AIM OF THE TASK:
Return, from the data that follows, each line that holds the word "submucosa".
(Beginning of DATA PROVIDED)
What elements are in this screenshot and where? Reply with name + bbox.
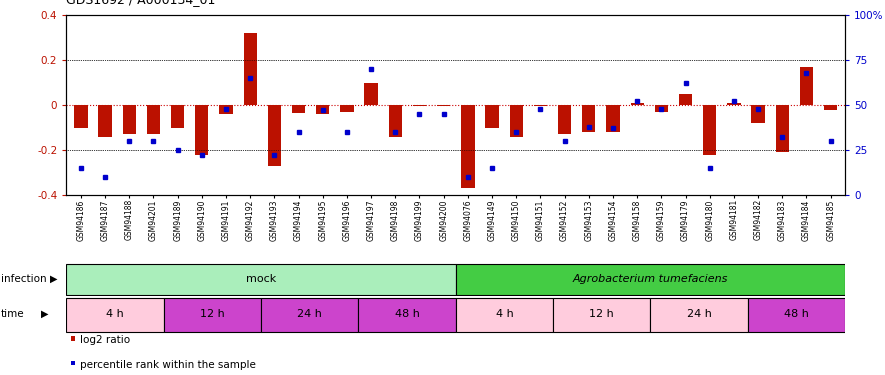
Bar: [751, 105, 765, 123]
Bar: [358, 298, 456, 332]
Bar: [748, 298, 845, 332]
Bar: [679, 94, 692, 105]
Bar: [461, 105, 474, 188]
Bar: [219, 105, 233, 114]
Text: GDS1692 / A000134_01: GDS1692 / A000134_01: [66, 0, 216, 6]
Bar: [164, 298, 261, 332]
Bar: [268, 105, 281, 166]
Bar: [243, 33, 257, 105]
Bar: [553, 298, 650, 332]
Bar: [606, 105, 619, 132]
Bar: [558, 105, 571, 134]
Text: log2 ratio: log2 ratio: [80, 335, 130, 345]
Bar: [74, 105, 88, 128]
Bar: [66, 298, 164, 332]
Bar: [437, 105, 450, 106]
Bar: [650, 298, 748, 332]
Text: 24 h: 24 h: [297, 309, 322, 319]
Bar: [98, 105, 112, 136]
Bar: [365, 82, 378, 105]
Bar: [123, 105, 136, 134]
Bar: [456, 298, 553, 332]
Bar: [534, 105, 547, 106]
Bar: [800, 67, 813, 105]
Bar: [510, 105, 523, 136]
Text: mock: mock: [246, 274, 276, 284]
Bar: [655, 105, 668, 112]
Text: 48 h: 48 h: [784, 309, 809, 319]
Text: percentile rank within the sample: percentile rank within the sample: [80, 360, 256, 370]
Text: ▶: ▶: [41, 309, 48, 319]
Bar: [824, 105, 837, 110]
Bar: [261, 298, 358, 332]
Bar: [196, 105, 209, 154]
Bar: [727, 103, 741, 105]
Bar: [171, 105, 184, 128]
Bar: [66, 264, 456, 295]
Bar: [582, 105, 596, 132]
Bar: [456, 264, 845, 295]
Bar: [412, 105, 427, 106]
Text: time: time: [1, 309, 25, 319]
Bar: [389, 105, 402, 136]
Bar: [341, 105, 354, 112]
Bar: [485, 105, 499, 128]
Text: 4 h: 4 h: [496, 309, 513, 319]
Bar: [703, 105, 716, 154]
Bar: [316, 105, 329, 114]
Bar: [630, 103, 643, 105]
Text: 24 h: 24 h: [687, 309, 712, 319]
Text: 12 h: 12 h: [589, 309, 614, 319]
Bar: [775, 105, 789, 152]
Text: Agrobacterium tumefaciens: Agrobacterium tumefaciens: [573, 274, 728, 284]
Text: infection: infection: [1, 274, 47, 284]
Bar: [147, 105, 160, 134]
Text: 4 h: 4 h: [106, 309, 124, 319]
Bar: [292, 105, 305, 113]
Text: 12 h: 12 h: [200, 309, 225, 319]
Text: ▶: ▶: [50, 274, 58, 284]
Text: 48 h: 48 h: [395, 309, 419, 319]
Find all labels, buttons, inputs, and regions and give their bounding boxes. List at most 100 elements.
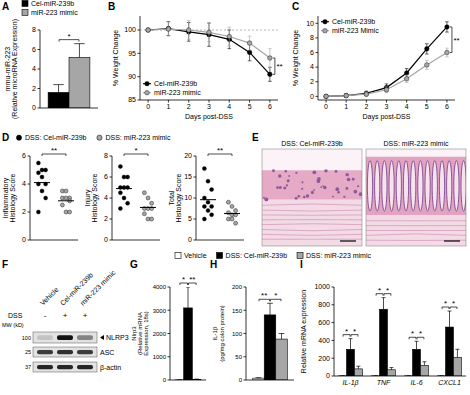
error-bar (227, 27, 231, 46)
submucosa-fiber (366, 220, 466, 221)
y-tick-label: 2 (310, 78, 314, 85)
crypt (454, 161, 459, 211)
lane-label: Vehicle (39, 286, 60, 307)
submucosa-fiber (366, 230, 466, 231)
crypt (382, 161, 387, 211)
cell-nuclei (332, 196, 334, 198)
submucosa-fiber (262, 204, 362, 205)
legend-item: Vehicle (175, 252, 207, 259)
mw-label: MW (kD) (2, 322, 24, 328)
cell-nuclei (272, 169, 275, 172)
cell-nuclei (287, 179, 290, 182)
crypt (367, 161, 372, 211)
y-tick (168, 287, 171, 288)
error-bar (365, 91, 369, 95)
background (0, 0, 470, 395)
series-line (148, 29, 270, 58)
submucosa-fiber (262, 214, 362, 215)
y-tick-label: 4000 (153, 284, 167, 290)
data-point (122, 196, 126, 200)
legend-swatch (97, 135, 102, 140)
data-point (40, 189, 44, 193)
crypt (461, 161, 466, 211)
y-tick-label: 400 (318, 337, 330, 344)
mucosa (262, 170, 362, 199)
panel-label: C (292, 1, 299, 12)
y-tick-label: 0 (163, 377, 167, 383)
y-tick (38, 88, 41, 89)
legend-item: miR-223 mimic (143, 89, 201, 96)
panel-label: B (108, 1, 115, 12)
y-tick-label: 10 (184, 194, 192, 201)
y-axis-label: Relative mRNA expression (300, 290, 308, 373)
y-tick (194, 219, 197, 220)
data-point (36, 161, 40, 165)
bar (264, 315, 276, 380)
y-tick-label: 8 (32, 26, 36, 33)
error-bar (389, 368, 393, 370)
y-axis-label: mmu-miR-223 (4, 47, 11, 91)
mean-line (58, 200, 74, 201)
data-point (40, 175, 44, 179)
panel-label: H (210, 259, 217, 270)
cell-nuclei (345, 173, 348, 176)
data-point (146, 217, 150, 221)
x-axis (170, 380, 206, 381)
mean-line (34, 182, 50, 183)
significance-label: * (353, 327, 356, 336)
y-tick (194, 198, 197, 199)
x-tick-label: 1 (166, 103, 170, 110)
data-point (146, 196, 150, 200)
cell-nuclei (295, 197, 298, 200)
cell-nuclei (303, 196, 306, 199)
y-tick-label: 85 (128, 96, 136, 103)
data-point (210, 213, 214, 217)
error-bar (365, 92, 369, 96)
significance-bracket (450, 27, 452, 53)
plot-area (140, 21, 278, 82)
submucosa-fiber (366, 234, 466, 235)
y-tick-label: 0 (188, 236, 192, 243)
y-tick (110, 219, 113, 220)
data-point (234, 209, 238, 213)
band (57, 350, 73, 354)
y-tick (138, 76, 141, 77)
bar (446, 327, 454, 376)
y-axis-label: % Weight Change (292, 30, 300, 86)
data-point (210, 204, 214, 208)
mean-line (140, 207, 156, 208)
mw-marker: 25 (25, 349, 31, 355)
marker (364, 92, 369, 97)
band-label: β-actin (100, 364, 121, 372)
y-tick (138, 100, 141, 101)
x-tick-label: 5 (425, 103, 429, 110)
submucosa-fiber (262, 230, 362, 231)
significance-label: * (134, 146, 137, 155)
x-tick-label: 4 (227, 103, 231, 110)
crypt (425, 161, 430, 211)
marker (146, 28, 151, 33)
error-bar (268, 67, 272, 81)
data-point (44, 168, 48, 172)
bar (276, 339, 288, 380)
band (57, 365, 73, 369)
data-point (44, 196, 48, 200)
treatment-value: + (83, 311, 88, 320)
cell-nuclei (284, 170, 287, 173)
tissue-background (366, 149, 466, 246)
significance-label: * (274, 291, 277, 300)
data-point (64, 196, 68, 200)
series-line (326, 53, 447, 97)
y-axis-label: (Relative microRNA Expression) (11, 19, 19, 119)
y-tick (38, 69, 41, 70)
significance-label: ** (217, 146, 223, 155)
y-tick-label: 2 (32, 85, 36, 92)
blot-strip (33, 347, 97, 357)
marker (166, 26, 171, 31)
data-point (202, 167, 206, 171)
crypt (403, 161, 408, 211)
data-point (118, 207, 122, 211)
marker (445, 50, 450, 55)
cell-nuclei (283, 186, 286, 189)
y-tick-label: 95 (128, 50, 136, 57)
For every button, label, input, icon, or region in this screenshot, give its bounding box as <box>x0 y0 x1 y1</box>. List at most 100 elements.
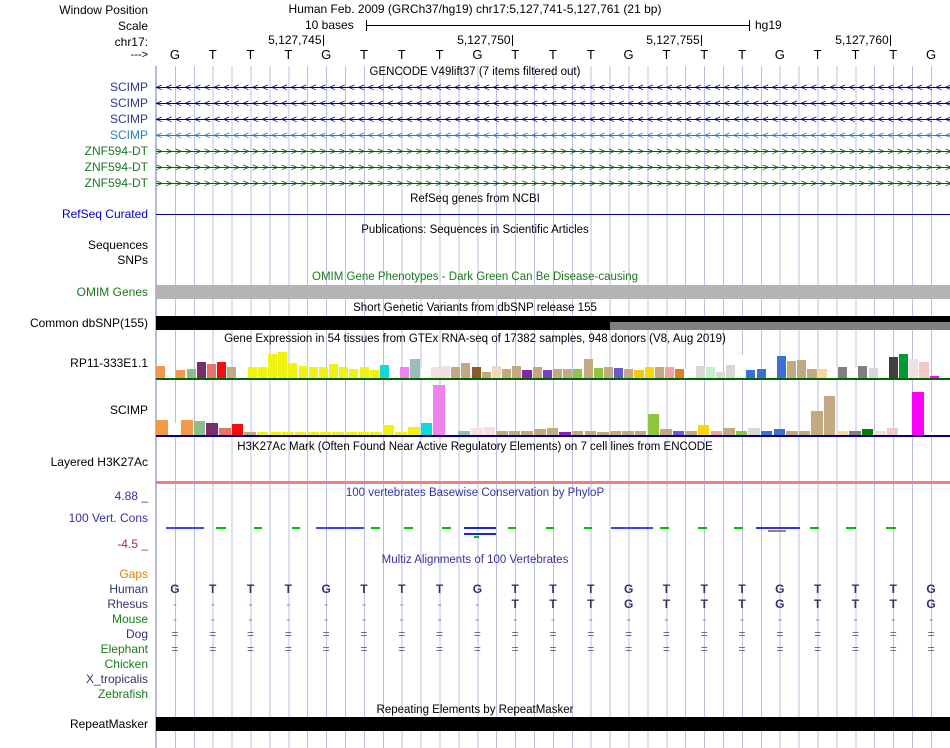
dbsnp-row[interactable]: Common dbSNP(155) <box>0 316 950 332</box>
expression-bar[interactable] <box>227 367 237 378</box>
species-alignment[interactable]: = = = = = = = = = = = = = = = = = = = = = <box>156 642 950 657</box>
publications-sequences-label[interactable]: Sequences <box>87 238 148 252</box>
gene-body[interactable]: <<<<<<<<<<<<<<<<<<<<<<<<<<<<<<<<<<<<<<<<… <box>156 80 950 96</box>
gene-body[interactable]: >>>>>>>>>>>>>>>>>>>>>>>>>>>>>>>>>>>>>>>>… <box>156 144 950 160</box>
h3k27ac-signal-line[interactable] <box>156 481 950 484</box>
h3k27ac-label[interactable]: Layered H3K27Ac <box>50 455 148 469</box>
expression-bar[interactable] <box>760 430 773 435</box>
expression-bar[interactable] <box>827 367 837 378</box>
expression-bar[interactable] <box>206 363 216 378</box>
gtex-expression-chart-rp11[interactable] <box>156 350 950 380</box>
expression-bar[interactable] <box>756 369 766 378</box>
expression-bar[interactable] <box>912 391 924 435</box>
expression-bar[interactable] <box>166 368 176 378</box>
species-alignment[interactable] <box>156 687 950 702</box>
species-label[interactable]: Dog <box>125 627 148 641</box>
expression-bar[interactable] <box>483 426 496 435</box>
dbsnp-label[interactable]: Common dbSNP(155) <box>29 316 148 330</box>
gene-body[interactable]: >>>>>>>>>>>>>>>>>>>>>>>>>>>>>>>>>>>>>>>>… <box>156 160 950 176</box>
species-alignment[interactable]: = = = = = = = = = = = = = = = = = = = = = <box>156 627 950 642</box>
expression-bar[interactable] <box>542 370 552 378</box>
expression-bar[interactable] <box>237 370 247 378</box>
omim-row[interactable]: OMIM Genes <box>0 285 950 300</box>
gene-label[interactable]: ZNF594-DT <box>84 144 148 158</box>
expression-bar[interactable] <box>675 369 685 378</box>
gene-label[interactable]: SCIMP <box>109 96 148 110</box>
expression-bar[interactable] <box>899 354 909 378</box>
multiz-species-row[interactable]: Mouse - - - - - - - - - - - - - - - - - - - - - <box>0 612 950 627</box>
repeatmasker-row[interactable]: RepeatMasker <box>0 717 950 733</box>
expression-bar[interactable] <box>308 367 318 378</box>
omim-label[interactable]: OMIM Genes <box>76 285 148 299</box>
expression-bar[interactable] <box>888 357 898 378</box>
expression-bar[interactable] <box>786 430 798 435</box>
expression-bar[interactable] <box>357 432 370 435</box>
expression-bar[interactable] <box>858 366 868 378</box>
expression-bar[interactable] <box>433 385 445 435</box>
multiz-gaps-label[interactable]: Gaps <box>119 567 148 581</box>
expression-bar[interactable] <box>193 421 206 435</box>
expression-bar[interactable] <box>370 432 382 435</box>
expression-bar[interactable] <box>244 432 256 435</box>
expression-bar[interactable] <box>546 428 559 435</box>
gencode-gene-row[interactable]: ZNF594-DT >>>>>>>>>>>>>>>>>>>>>>>>>>>>>>>… <box>0 176 950 192</box>
gene-label[interactable]: SCIMP <box>109 128 148 142</box>
expression-bar[interactable] <box>874 430 886 435</box>
expression-bar[interactable] <box>532 367 542 378</box>
expression-bar[interactable] <box>868 368 878 378</box>
expression-bar[interactable] <box>939 373 949 378</box>
expression-bar[interactable] <box>660 429 672 435</box>
expression-bar[interactable] <box>937 432 949 435</box>
expression-bar[interactable] <box>807 369 817 378</box>
expression-bar[interactable] <box>471 428 483 435</box>
gencode-gene-row[interactable]: SCIMP <<<<<<<<<<<<<<<<<<<<<<<<<<<<<<<<<<<… <box>0 128 950 144</box>
expression-bar[interactable] <box>458 430 470 435</box>
expression-bar[interactable] <box>583 358 593 378</box>
expression-bar[interactable] <box>811 411 823 435</box>
expression-bar[interactable] <box>726 365 736 378</box>
expression-bar[interactable] <box>206 422 218 435</box>
expression-bar[interactable] <box>339 367 349 378</box>
expression-bar[interactable] <box>512 366 522 378</box>
multiz-species-row[interactable]: X_tropicalis <box>0 672 950 687</box>
expression-bar[interactable] <box>400 367 410 378</box>
expression-bar[interactable] <box>705 367 715 378</box>
expression-bar[interactable] <box>534 429 546 435</box>
expression-bar[interactable] <box>278 352 288 378</box>
gencode-gene-row[interactable]: ZNF594-DT >>>>>>>>>>>>>>>>>>>>>>>>>>>>>>>… <box>0 160 950 176</box>
gene-label[interactable]: SCIMP <box>109 80 148 94</box>
species-label[interactable]: Elephant <box>100 642 148 656</box>
expression-bar[interactable] <box>496 430 508 435</box>
expression-bar[interactable] <box>672 430 685 435</box>
expression-bar[interactable] <box>715 371 725 378</box>
expression-bar[interactable] <box>787 360 797 378</box>
coordinate-ruler[interactable]: 5,127,745 5,127,750 5,127,755 5,127,760 <box>156 33 950 49</box>
gene-body[interactable]: <<<<<<<<<<<<<<<<<<<<<<<<<<<<<<<<<<<<<<<<… <box>156 112 950 128</box>
expression-bar[interactable] <box>723 428 735 435</box>
expression-bar[interactable] <box>697 425 710 435</box>
expression-bar[interactable] <box>471 367 481 378</box>
expression-bar[interactable] <box>584 430 596 435</box>
expression-bar[interactable] <box>563 369 573 378</box>
expression-bar[interactable] <box>644 367 654 378</box>
expression-bar[interactable] <box>267 353 278 378</box>
gtex-chart-label-0[interactable]: RP11-333E1.1 <box>70 356 148 370</box>
expression-bar[interactable] <box>329 363 339 378</box>
species-label[interactable]: Human <box>109 582 148 596</box>
expression-bar[interactable] <box>522 370 532 378</box>
expression-bar[interactable] <box>217 361 227 378</box>
expression-bar[interactable] <box>219 428 231 435</box>
expression-bar[interactable] <box>553 369 563 378</box>
expression-bar[interactable] <box>379 365 390 378</box>
species-label[interactable]: X_tropicalis <box>85 672 148 686</box>
expression-bar[interactable] <box>445 432 458 435</box>
expression-bar[interactable] <box>521 430 533 435</box>
multiz-species-row[interactable]: Chicken <box>0 657 950 672</box>
expression-bar[interactable] <box>886 428 899 435</box>
expression-bar[interactable] <box>369 369 379 378</box>
expression-bar[interactable] <box>695 366 705 378</box>
gtex-expression-chart-scimp[interactable] <box>156 383 950 437</box>
expression-bar[interactable] <box>359 367 369 378</box>
expression-bar[interactable] <box>748 428 760 435</box>
expression-bar[interactable] <box>451 367 461 378</box>
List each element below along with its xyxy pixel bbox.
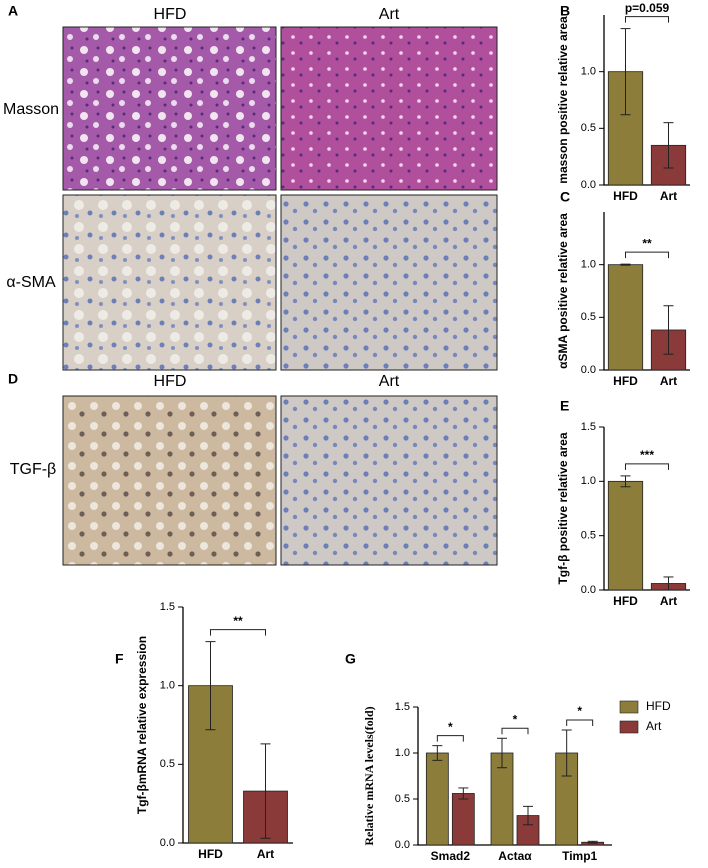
y-tick-label: 0.0	[581, 364, 596, 376]
x-tick-label: HFD	[613, 594, 638, 608]
y-tick-label: 0.0	[160, 837, 175, 849]
y-tick-label: 1.5	[581, 421, 596, 433]
x-tick-label: HFD	[198, 847, 223, 861]
significance-label: **	[233, 614, 243, 628]
significance-bracket	[625, 463, 669, 470]
micrograph	[62, 26, 277, 191]
y-tick-label: 0.0	[581, 179, 596, 191]
significance-label: ***	[640, 448, 654, 462]
x-tick-label: HFD	[613, 374, 638, 388]
y-axis-label: Tgf-βmRNA relative expression	[135, 636, 149, 814]
y-tick-label: 1.0	[395, 747, 410, 759]
significance-bracket	[436, 735, 464, 742]
panel-a: A HFD Art Masson α-SMA	[3, 3, 498, 371]
y-axis-label: Relative mRNA levels(fold)	[362, 706, 376, 845]
micrograph	[62, 395, 277, 566]
panel-label: D	[8, 371, 18, 387]
panel-label: A	[8, 3, 18, 19]
significance-label: *	[577, 704, 582, 718]
significance-bracket	[501, 727, 529, 735]
significance-label: **	[642, 236, 652, 250]
y-tick-label: 0.0	[581, 584, 596, 596]
bar	[607, 480, 644, 591]
x-tick-label: HFD	[613, 189, 638, 203]
column-header: HFD	[154, 373, 187, 390]
significance-bracket	[566, 719, 594, 726]
micrograph	[280, 395, 498, 566]
significance-bracket	[210, 629, 266, 636]
y-tick-label: 0.5	[581, 311, 596, 323]
significance-label: *	[513, 712, 518, 726]
significance-bracket	[625, 16, 669, 23]
y-axis-label: Tgf-β positive relative area	[556, 432, 570, 584]
legend-swatch	[619, 720, 639, 734]
y-tick-label: 1.0	[581, 475, 596, 487]
y-tick-label: 1.5	[395, 701, 410, 713]
column-header: Art	[379, 373, 400, 390]
column-header: HFD	[154, 6, 187, 23]
column-header: Art	[379, 6, 400, 23]
legend-label: Art	[646, 719, 662, 733]
y-axis-label: masson positive relative area	[556, 16, 570, 184]
micrograph	[62, 194, 277, 371]
significance-label: p=0.059	[625, 1, 670, 15]
x-tick-label: Actaα	[498, 849, 532, 863]
row-label: TGF-β	[10, 461, 57, 478]
y-tick-label: 0.5	[160, 758, 175, 770]
y-axis-label: αSMA positive relative area	[556, 213, 570, 369]
micrograph	[280, 194, 498, 371]
x-tick-label: Art	[660, 374, 677, 388]
y-tick-label: 1.5	[160, 601, 175, 613]
x-tick-label: Art	[660, 189, 677, 203]
y-tick-label: 1.0	[581, 66, 596, 78]
panel-label: F	[115, 651, 124, 667]
x-tick-label: Timp1	[562, 849, 597, 863]
legend-swatch	[619, 700, 639, 714]
row-label: α-SMA	[6, 274, 56, 291]
panel-d: D HFD Art TGF-β	[8, 371, 498, 566]
x-tick-label: Smad2	[431, 849, 471, 863]
y-tick-label: 0.0	[395, 839, 410, 851]
row-label: Masson	[3, 101, 59, 118]
y-tick-label: 0.5	[581, 530, 596, 542]
panel-label: E	[560, 398, 569, 414]
significance-bracket	[625, 251, 669, 259]
y-tick-label: 1.0	[160, 680, 175, 692]
x-tick-label: Art	[257, 847, 274, 861]
legend-label: HFD	[646, 699, 671, 713]
y-tick-label: 0.5	[395, 793, 410, 805]
x-tick-label: Art	[660, 594, 677, 608]
significance-label: *	[448, 720, 453, 734]
panel-label: G	[345, 651, 356, 667]
bar	[451, 793, 475, 846]
micrograph	[280, 26, 498, 191]
y-tick-label: 1.0	[581, 259, 596, 271]
panel-label: C	[560, 189, 570, 205]
y-tick-label: 0.5	[581, 122, 596, 134]
panel-label: B	[560, 3, 570, 19]
bar	[607, 264, 644, 371]
bar	[425, 752, 449, 846]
(End of DATA PROVIDED)
EXERCISE RESULT:
submucosa-fiber (366, 220, 466, 221)
submucosa-fiber (366, 230, 466, 231)
submucosa-fiber (262, 204, 362, 205)
submucosa-fiber (262, 214, 362, 215)
submucosa-fiber (366, 234, 466, 235)
submucosa-fiber (262, 230, 362, 231)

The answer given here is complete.